Quote all of the data exactly as given. Skip every picture it contains.

- MATERIAL FOR THIS TASK
........
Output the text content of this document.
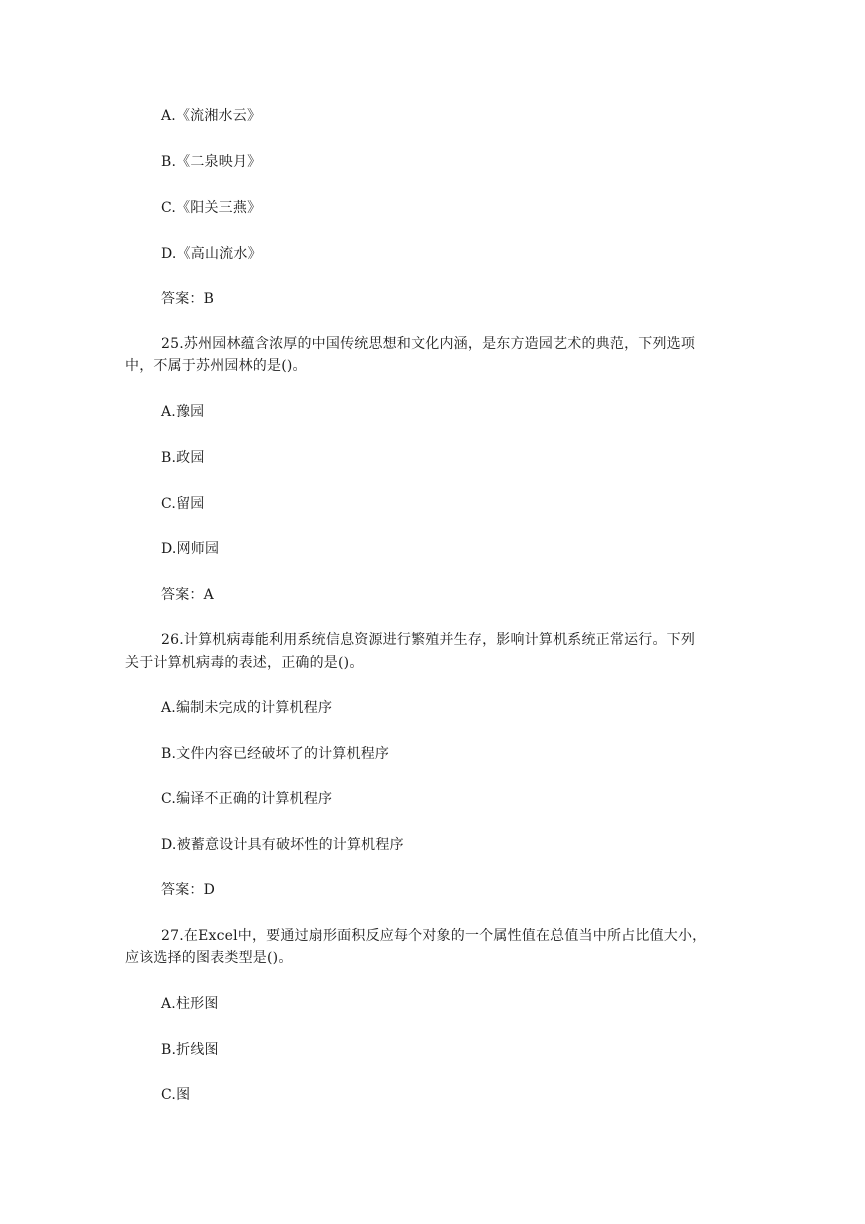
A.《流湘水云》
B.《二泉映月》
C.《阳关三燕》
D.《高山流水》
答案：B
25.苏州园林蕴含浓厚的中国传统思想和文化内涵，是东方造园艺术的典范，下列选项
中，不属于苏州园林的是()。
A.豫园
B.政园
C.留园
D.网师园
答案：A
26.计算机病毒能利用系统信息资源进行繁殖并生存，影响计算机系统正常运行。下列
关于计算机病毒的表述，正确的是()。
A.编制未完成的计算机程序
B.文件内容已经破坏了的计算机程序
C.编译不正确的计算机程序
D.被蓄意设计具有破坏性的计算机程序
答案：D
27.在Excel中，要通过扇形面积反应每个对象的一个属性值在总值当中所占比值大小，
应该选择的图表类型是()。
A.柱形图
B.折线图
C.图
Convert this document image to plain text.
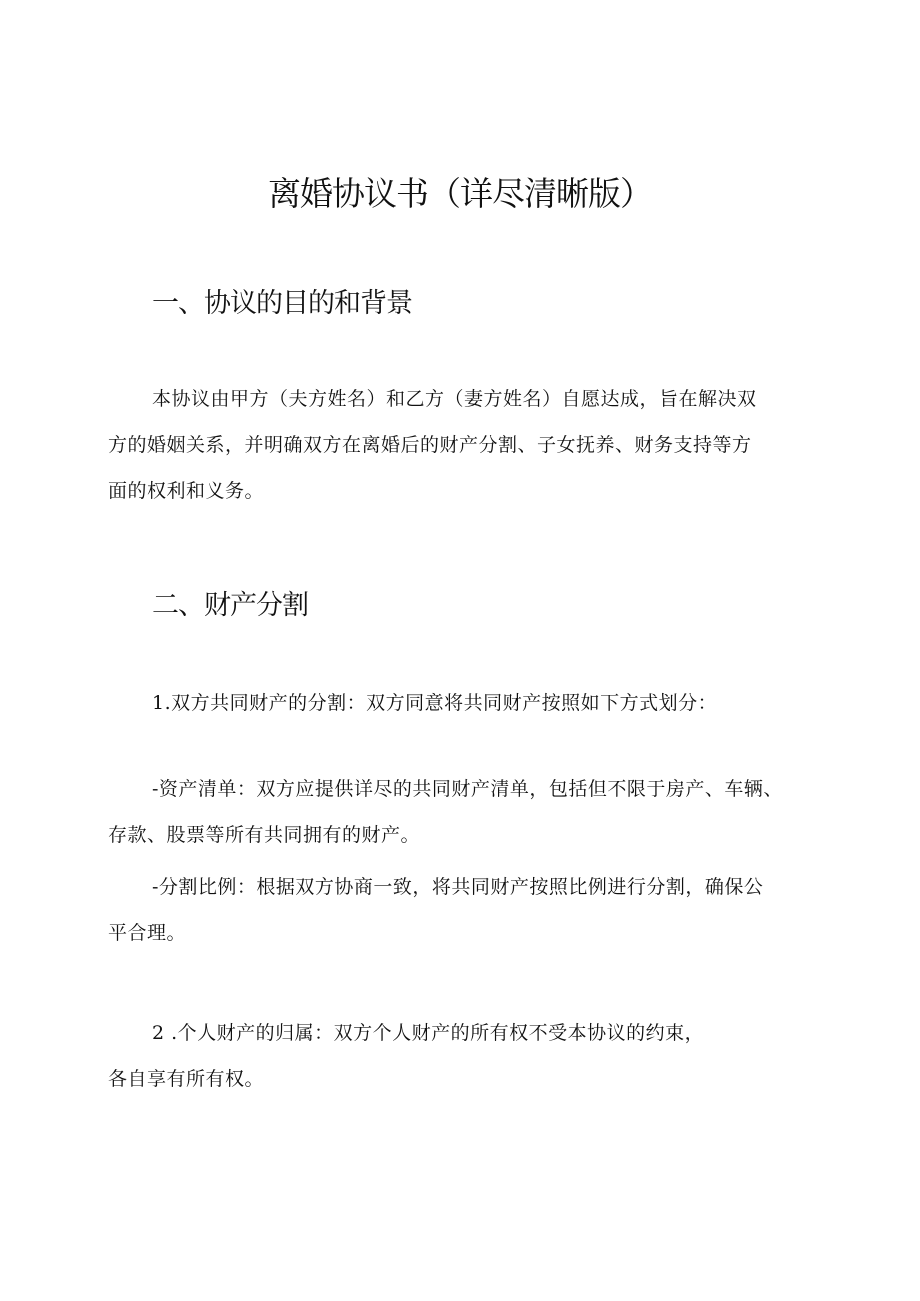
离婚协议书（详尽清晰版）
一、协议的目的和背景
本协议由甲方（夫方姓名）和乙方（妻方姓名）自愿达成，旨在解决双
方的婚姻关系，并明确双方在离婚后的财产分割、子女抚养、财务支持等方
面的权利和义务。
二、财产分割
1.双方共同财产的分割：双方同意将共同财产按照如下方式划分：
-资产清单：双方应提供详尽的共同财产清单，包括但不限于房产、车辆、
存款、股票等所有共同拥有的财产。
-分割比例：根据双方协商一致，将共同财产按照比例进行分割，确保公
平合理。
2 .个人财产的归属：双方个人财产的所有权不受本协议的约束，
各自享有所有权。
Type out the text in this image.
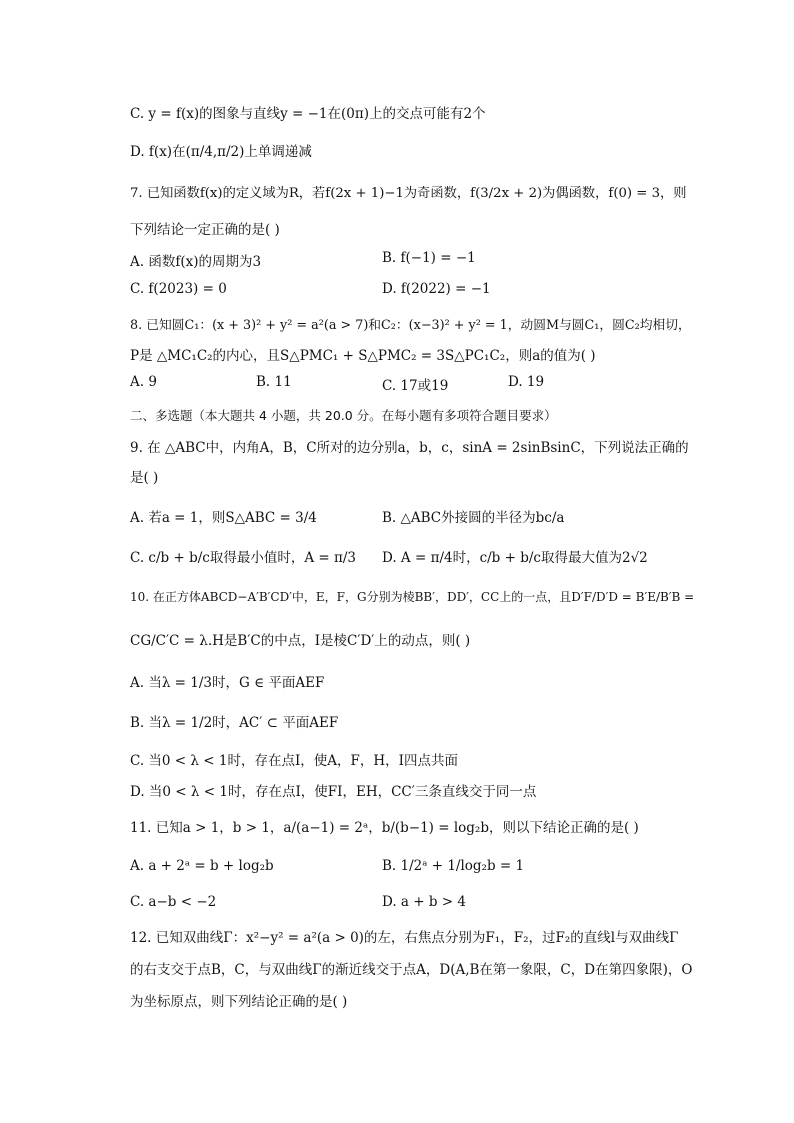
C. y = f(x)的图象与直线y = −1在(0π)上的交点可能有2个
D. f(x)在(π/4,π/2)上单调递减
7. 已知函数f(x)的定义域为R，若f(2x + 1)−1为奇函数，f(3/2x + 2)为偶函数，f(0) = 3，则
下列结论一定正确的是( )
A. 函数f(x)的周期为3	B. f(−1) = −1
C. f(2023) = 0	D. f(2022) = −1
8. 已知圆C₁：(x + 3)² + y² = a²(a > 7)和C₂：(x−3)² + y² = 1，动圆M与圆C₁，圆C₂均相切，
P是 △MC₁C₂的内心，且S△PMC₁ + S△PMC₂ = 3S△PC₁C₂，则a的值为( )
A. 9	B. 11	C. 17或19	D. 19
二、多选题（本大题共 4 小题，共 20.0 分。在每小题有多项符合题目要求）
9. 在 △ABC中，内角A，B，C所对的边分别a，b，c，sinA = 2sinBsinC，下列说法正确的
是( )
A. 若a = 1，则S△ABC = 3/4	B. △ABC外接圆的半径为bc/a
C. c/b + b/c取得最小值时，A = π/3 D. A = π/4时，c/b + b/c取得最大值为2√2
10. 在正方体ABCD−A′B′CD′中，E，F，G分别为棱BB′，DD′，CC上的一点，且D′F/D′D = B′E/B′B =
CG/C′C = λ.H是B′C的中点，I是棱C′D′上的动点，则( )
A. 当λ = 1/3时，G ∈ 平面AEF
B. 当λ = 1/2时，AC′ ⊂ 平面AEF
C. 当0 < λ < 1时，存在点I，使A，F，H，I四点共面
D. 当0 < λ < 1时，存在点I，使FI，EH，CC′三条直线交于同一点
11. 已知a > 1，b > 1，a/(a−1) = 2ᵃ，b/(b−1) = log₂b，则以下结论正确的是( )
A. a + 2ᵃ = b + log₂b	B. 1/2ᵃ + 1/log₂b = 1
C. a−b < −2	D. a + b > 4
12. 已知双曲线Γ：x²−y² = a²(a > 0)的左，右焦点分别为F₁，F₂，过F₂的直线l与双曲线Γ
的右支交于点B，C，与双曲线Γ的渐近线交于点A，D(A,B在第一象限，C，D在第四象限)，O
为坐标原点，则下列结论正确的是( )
........
- WORKED ANSWER
Output the text content of this document.
A.《流湘水云》
B.《二泉映月》
C.《阳关三燕》
D.《高山流水》
答案：B
25.苏州园林蕴含浓厚的中国传统思想和文化内涵，是东方造园艺术的典范，下列选项
中，不属于苏州园林的是()。
A.豫园
B.政园
C.留园
D.网师园
答案：A
26.计算机病毒能利用系统信息资源进行繁殖并生存，影响计算机系统正常运行。下列
关于计算机病毒的表述，正确的是()。
A.编制未完成的计算机程序
B.文件内容已经破坏了的计算机程序
C.编译不正确的计算机程序
D.被蓄意设计具有破坏性的计算机程序
答案：D
27.在Excel中，要通过扇形面积反应每个对象的一个属性值在总值当中所占比值大小，
应该选择的图表类型是()。
A.柱形图
B.折线图
C.图
Convert this document image to plain text.
离婚协议书（详尽清晰版）
一、协议的目的和背景
本协议由甲方（夫方姓名）和乙方（妻方姓名）自愿达成，旨在解决双
方的婚姻关系，并明确双方在离婚后的财产分割、子女抚养、财务支持等方
面的权利和义务。
二、财产分割
1.双方共同财产的分割：双方同意将共同财产按照如下方式划分：
-资产清单：双方应提供详尽的共同财产清单，包括但不限于房产、车辆、
存款、股票等所有共同拥有的财产。
-分割比例：根据双方协商一致，将共同财产按照比例进行分割，确保公
平合理。
2 .个人财产的归属：双方个人财产的所有权不受本协议的约束，
各自享有所有权。
Type out the text in this image.
C. y = f(x)的图象与直线y = −1在(0π)上的交点可能有2个
D. f(x)在(π/4,π/2)上单调递减
7. 已知函数f(x)的定义域为R，若f(2x + 1)−1为奇函数，f(3/2x + 2)为偶函数，f(0) = 3，则
下列结论一定正确的是( )
A. 函数f(x)的周期为3	B. f(−1) = −1
C. f(2023) = 0	D. f(2022) = −1
8. 已知圆C₁：(x + 3)² + y² = a²(a > 7)和C₂：(x−3)² + y² = 1，动圆M与圆C₁，圆C₂均相切，
P是 △MC₁C₂的内心，且S△PMC₁ + S△PMC₂ = 3S△PC₁C₂，则a的值为( )
A. 9	B. 11	C. 17或19	D. 19
二、多选题（本大题共 4 小题，共 20.0 分。在每小题有多项符合题目要求）
9. 在 △ABC中，内角A，B，C所对的边分别a，b，c，sinA = 2sinBsinC，下列说法正确的
是( )
A. 若a = 1，则S△ABC = 3/4	B. △ABC外接圆的半径为bc/a
C. c/b + b/c取得最小值时，A = π/3 D. A = π/4时，c/b + b/c取得最大值为2√2
10. 在正方体ABCD−A′B′CD′中，E，F，G分别为棱BB′，DD′，CC上的一点，且D′F/D′D = B′E/B′B =
CG/C′C = λ.H是B′C的中点，I是棱C′D′上的动点，则( )
A. 当λ = 1/3时，G ∈ 平面AEF
B. 当λ = 1/2时，AC′ ⊂ 平面AEF
C. 当0 < λ < 1时，存在点I，使A，F，H，I四点共面
D. 当0 < λ < 1时，存在点I，使FI，EH，CC′三条直线交于同一点
11. 已知a > 1，b > 1，a/(a−1) = 2ᵃ，b/(b−1) = log₂b，则以下结论正确的是( )
A. a + 2ᵃ = b + log₂b	B. 1/2ᵃ + 1/log₂b = 1
C. a−b < −2	D. a + b > 4
12. 已知双曲线Γ：x²−y² = a²(a > 0)的左，右焦点分别为F₁，F₂，过F₂的直线l与双曲线Γ
的右支交于点B，C，与双曲线Γ的渐近线交于点A，D(A,B在第一象限，C，D在第四象限)，O
为坐标原点，则下列结论正确的是( )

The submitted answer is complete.